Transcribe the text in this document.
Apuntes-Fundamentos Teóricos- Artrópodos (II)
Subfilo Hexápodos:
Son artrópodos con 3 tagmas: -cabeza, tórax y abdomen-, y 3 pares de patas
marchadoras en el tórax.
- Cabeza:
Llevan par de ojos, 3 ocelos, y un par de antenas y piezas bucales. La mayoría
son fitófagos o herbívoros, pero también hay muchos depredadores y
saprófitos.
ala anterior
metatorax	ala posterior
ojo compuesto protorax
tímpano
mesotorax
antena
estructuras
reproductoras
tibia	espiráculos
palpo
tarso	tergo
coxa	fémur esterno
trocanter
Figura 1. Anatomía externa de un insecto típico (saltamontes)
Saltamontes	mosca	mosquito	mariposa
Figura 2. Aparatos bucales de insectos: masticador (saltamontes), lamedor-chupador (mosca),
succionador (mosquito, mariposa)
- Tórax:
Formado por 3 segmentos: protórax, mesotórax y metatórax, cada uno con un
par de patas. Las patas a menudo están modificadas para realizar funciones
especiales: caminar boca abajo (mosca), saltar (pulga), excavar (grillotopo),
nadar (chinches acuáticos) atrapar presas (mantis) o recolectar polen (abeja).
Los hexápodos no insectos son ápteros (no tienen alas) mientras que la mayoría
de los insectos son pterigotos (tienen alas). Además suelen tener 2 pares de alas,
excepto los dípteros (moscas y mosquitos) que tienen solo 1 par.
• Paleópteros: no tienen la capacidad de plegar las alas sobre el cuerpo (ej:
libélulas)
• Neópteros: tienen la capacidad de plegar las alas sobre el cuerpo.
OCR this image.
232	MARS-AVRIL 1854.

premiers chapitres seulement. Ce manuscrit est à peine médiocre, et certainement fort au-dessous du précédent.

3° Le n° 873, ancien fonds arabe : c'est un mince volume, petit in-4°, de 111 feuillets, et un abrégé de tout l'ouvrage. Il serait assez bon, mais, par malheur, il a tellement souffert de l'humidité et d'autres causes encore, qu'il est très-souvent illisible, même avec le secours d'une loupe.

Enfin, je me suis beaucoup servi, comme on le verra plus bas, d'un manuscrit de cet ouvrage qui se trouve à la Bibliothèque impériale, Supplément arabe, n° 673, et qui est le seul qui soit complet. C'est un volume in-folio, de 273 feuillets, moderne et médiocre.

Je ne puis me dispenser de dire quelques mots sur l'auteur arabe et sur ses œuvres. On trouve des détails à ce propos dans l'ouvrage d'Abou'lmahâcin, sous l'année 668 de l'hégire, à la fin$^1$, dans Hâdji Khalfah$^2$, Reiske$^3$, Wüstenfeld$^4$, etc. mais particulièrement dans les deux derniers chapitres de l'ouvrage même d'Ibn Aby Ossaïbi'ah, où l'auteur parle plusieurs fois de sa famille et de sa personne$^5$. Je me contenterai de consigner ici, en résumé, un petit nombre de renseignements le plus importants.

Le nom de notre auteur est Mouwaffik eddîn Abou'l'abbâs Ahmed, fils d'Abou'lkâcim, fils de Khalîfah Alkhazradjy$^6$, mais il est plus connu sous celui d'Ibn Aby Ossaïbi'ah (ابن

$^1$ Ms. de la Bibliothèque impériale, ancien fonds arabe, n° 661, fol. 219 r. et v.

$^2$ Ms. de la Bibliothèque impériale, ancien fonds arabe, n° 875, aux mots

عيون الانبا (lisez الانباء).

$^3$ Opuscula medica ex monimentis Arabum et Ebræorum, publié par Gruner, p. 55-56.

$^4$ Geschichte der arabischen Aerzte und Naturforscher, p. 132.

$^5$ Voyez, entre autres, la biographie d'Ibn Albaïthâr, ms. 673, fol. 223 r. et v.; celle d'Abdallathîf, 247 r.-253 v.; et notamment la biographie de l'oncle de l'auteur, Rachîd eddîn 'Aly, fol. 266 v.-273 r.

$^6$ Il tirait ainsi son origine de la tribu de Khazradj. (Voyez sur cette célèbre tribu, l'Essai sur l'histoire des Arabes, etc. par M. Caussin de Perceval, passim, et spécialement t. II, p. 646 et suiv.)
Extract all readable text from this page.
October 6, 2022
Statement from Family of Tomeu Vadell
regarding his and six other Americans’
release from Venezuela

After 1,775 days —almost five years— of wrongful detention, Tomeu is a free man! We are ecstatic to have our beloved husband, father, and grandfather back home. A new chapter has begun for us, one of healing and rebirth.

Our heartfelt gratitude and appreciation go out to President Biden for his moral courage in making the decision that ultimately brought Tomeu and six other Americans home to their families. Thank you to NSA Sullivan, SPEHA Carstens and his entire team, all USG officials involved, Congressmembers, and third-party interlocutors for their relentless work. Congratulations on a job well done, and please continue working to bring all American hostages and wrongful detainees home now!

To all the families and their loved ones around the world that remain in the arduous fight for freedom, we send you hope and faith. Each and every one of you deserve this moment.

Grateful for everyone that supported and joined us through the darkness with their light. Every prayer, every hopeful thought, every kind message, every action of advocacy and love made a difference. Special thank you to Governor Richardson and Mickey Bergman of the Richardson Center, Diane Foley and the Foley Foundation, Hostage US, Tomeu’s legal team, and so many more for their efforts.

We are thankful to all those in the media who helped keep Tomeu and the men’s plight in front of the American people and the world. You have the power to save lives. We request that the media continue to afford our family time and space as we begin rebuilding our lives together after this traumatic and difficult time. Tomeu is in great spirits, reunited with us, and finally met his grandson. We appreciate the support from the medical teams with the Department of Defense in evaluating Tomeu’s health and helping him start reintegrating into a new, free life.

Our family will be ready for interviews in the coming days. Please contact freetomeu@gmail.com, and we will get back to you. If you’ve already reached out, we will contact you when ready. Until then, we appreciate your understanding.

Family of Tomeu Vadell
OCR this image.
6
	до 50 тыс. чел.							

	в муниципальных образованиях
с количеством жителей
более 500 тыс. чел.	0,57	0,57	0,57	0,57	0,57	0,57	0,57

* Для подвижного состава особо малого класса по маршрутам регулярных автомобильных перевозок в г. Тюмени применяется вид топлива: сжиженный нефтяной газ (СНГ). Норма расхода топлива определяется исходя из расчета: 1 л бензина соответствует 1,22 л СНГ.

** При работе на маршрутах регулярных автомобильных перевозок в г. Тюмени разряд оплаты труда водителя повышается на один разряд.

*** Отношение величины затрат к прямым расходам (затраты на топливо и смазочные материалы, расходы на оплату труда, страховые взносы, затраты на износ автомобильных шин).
────────
Stated problem
Write out every entry exactly as given.

Result of this exercise
Transcribe the text in this document.
Apuntes-Fundamentos Teóricos- Artrópodos (II)
Subfilo Hexápodos:
Son artrópodos con 3 tagmas: -cabeza, tórax y abdomen-, y 3 pares de patas
marchadoras en el tórax.
- Cabeza:
Llevan par de ojos, 3 ocelos, y un par de antenas y piezas bucales. La mayoría
son fitófagos o herbívoros, pero también hay muchos depredadores y
saprófitos.
ala anterior
metatorax	ala posterior
ojo compuesto protorax
tímpano
mesotorax
antena
estructuras
reproductoras
tibia	espiráculos
palpo
tarso	tergo
coxa	fémur esterno
trocanter
Figura 1. Anatomía externa de un insecto típico (saltamontes)
Saltamontes	mosca	mosquito	mariposa
Figura 2. Aparatos bucales de insectos: masticador (saltamontes), lamedor-chupador (mosca),
succionador (mosquito, mariposa)
- Tórax:
Formado por 3 segmentos: protórax, mesotórax y metatórax, cada uno con un
par de patas. Las patas a menudo están modificadas para realizar funciones
especiales: caminar boca abajo (mosca), saltar (pulga), excavar (grillotopo),
nadar (chinches acuáticos) atrapar presas (mantis) o recolectar polen (abeja).
Los hexápodos no insectos son ápteros (no tienen alas) mientras que la mayoría
de los insectos son pterigotos (tienen alas). Además suelen tener 2 pares de alas,
excepto los dípteros (moscas y mosquitos) que tienen solo 1 par.
• Paleópteros: no tienen la capacidad de plegar las alas sobre el cuerpo (ej:
libélulas)
• Neópteros: tienen la capacidad de plegar las alas sobre el cuerpo.
OCR this image.
232	MARS-AVRIL 1854.

premiers chapitres seulement. Ce manuscrit est à peine médiocre, et certainement fort au-dessous du précédent.

3° Le n° 873, ancien fonds arabe : c'est un mince volume, petit in-4°, de 111 feuillets, et un abrégé de tout l'ouvrage. Il serait assez bon, mais, par malheur, il a tellement souffert de l'humidité et d'autres causes encore, qu'il est très-souvent illisible, même avec le secours d'une loupe.

Enfin, je me suis beaucoup servi, comme on le verra plus bas, d'un manuscrit de cet ouvrage qui se trouve à la Bibliothèque impériale, Supplément arabe, n° 673, et qui est le seul qui soit complet. C'est un volume in-folio, de 273 feuillets, moderne et médiocre.

Je ne puis me dispenser de dire quelques mots sur l'auteur arabe et sur ses œuvres. On trouve des détails à ce propos dans l'ouvrage d'Abou'lmahâcin, sous l'année 668 de l'hégire, à la fin$^1$, dans Hâdji Khalfah$^2$, Reiske$^3$, Wüstenfeld$^4$, etc. mais particulièrement dans les deux derniers chapitres de l'ouvrage même d'Ibn Aby Ossaïbi'ah, où l'auteur parle plusieurs fois de sa famille et de sa personne$^5$. Je me contenterai de consigner ici, en résumé, un petit nombre de renseignements le plus importants.

Le nom de notre auteur est Mouwaffik eddîn Abou'l'abbâs Ahmed, fils d'Abou'lkâcim, fils de Khalîfah Alkhazradjy$^6$, mais il est plus connu sous celui d'Ibn Aby Ossaïbi'ah (ابن

$^1$ Ms. de la Bibliothèque impériale, ancien fonds arabe, n° 661, fol. 219 r. et v.

$^2$ Ms. de la Bibliothèque impériale, ancien fonds arabe, n° 875, aux mots

عيون الانبا (lisez الانباء).

$^3$ Opuscula medica ex monimentis Arabum et Ebræorum, publié par Gruner, p. 55-56.

$^4$ Geschichte der arabischen Aerzte und Naturforscher, p. 132.

$^5$ Voyez, entre autres, la biographie d'Ibn Albaïthâr, ms. 673, fol. 223 r. et v.; celle d'Abdallathîf, 247 r.-253 v.; et notamment la biographie de l'oncle de l'auteur, Rachîd eddîn 'Aly, fol. 266 v.-273 r.

$^6$ Il tirait ainsi son origine de la tribu de Khazradj. (Voyez sur cette célèbre tribu, l'Essai sur l'histoire des Arabes, etc. par M. Caussin de Perceval, passim, et spécialement t. II, p. 646 et suiv.)
Extract all readable text from this page.
October 6, 2022
Statement from Family of Tomeu Vadell
regarding his and six other Americans’
release from Venezuela

After 1,775 days —almost five years— of wrongful detention, Tomeu is a free man! We are ecstatic to have our beloved husband, father, and grandfather back home. A new chapter has begun for us, one of healing and rebirth.

Our heartfelt gratitude and appreciation go out to President Biden for his moral courage in making the decision that ultimately brought Tomeu and six other Americans home to their families. Thank you to NSA Sullivan, SPEHA Carstens and his entire team, all USG officials involved, Congressmembers, and third-party interlocutors for their relentless work. Congratulations on a job well done, and please continue working to bring all American hostages and wrongful detainees home now!

To all the families and their loved ones around the world that remain in the arduous fight for freedom, we send you hope and faith. Each and every one of you deserve this moment.

Grateful for everyone that supported and joined us through the darkness with their light. Every prayer, every hopeful thought, every kind message, every action of advocacy and love made a difference. Special thank you to Governor Richardson and Mickey Bergman of the Richardson Center, Diane Foley and the Foley Foundation, Hostage US, Tomeu’s legal team, and so many more for their efforts.

We are thankful to all those in the media who helped keep Tomeu and the men’s plight in front of the American people and the world. You have the power to save lives. We request that the media continue to afford our family time and space as we begin rebuilding our lives together after this traumatic and difficult time. Tomeu is in great spirits, reunited with us, and finally met his grandson. We appreciate the support from the medical teams with the Department of Defense in evaluating Tomeu’s health and helping him start reintegrating into a new, free life.

Our family will be ready for interviews in the coming days. Please contact freetomeu@gmail.com, and we will get back to you. If you’ve already reached out, we will contact you when ready. Until then, we appreciate your understanding.

Family of Tomeu Vadell
OCR this image.
6
	до 50 тыс. чел.							

	в муниципальных образованиях
с количеством жителей
более 500 тыс. чел.	0,57	0,57	0,57	0,57	0,57	0,57	0,57

* Для подвижного состава особо малого класса по маршрутам регулярных автомобильных перевозок в г. Тюмени применяется вид топлива: сжиженный нефтяной газ (СНГ). Норма расхода топлива определяется исходя из расчета: 1 л бензина соответствует 1,22 л СНГ.

** При работе на маршрутах регулярных автомобильных перевозок в г. Тюмени разряд оплаты труда водителя повышается на один разряд.

*** Отношение величины затрат к прямым расходам (затраты на топливо и смазочные материалы, расходы на оплату труда, страховые взносы, затраты на износ автомобильных шин).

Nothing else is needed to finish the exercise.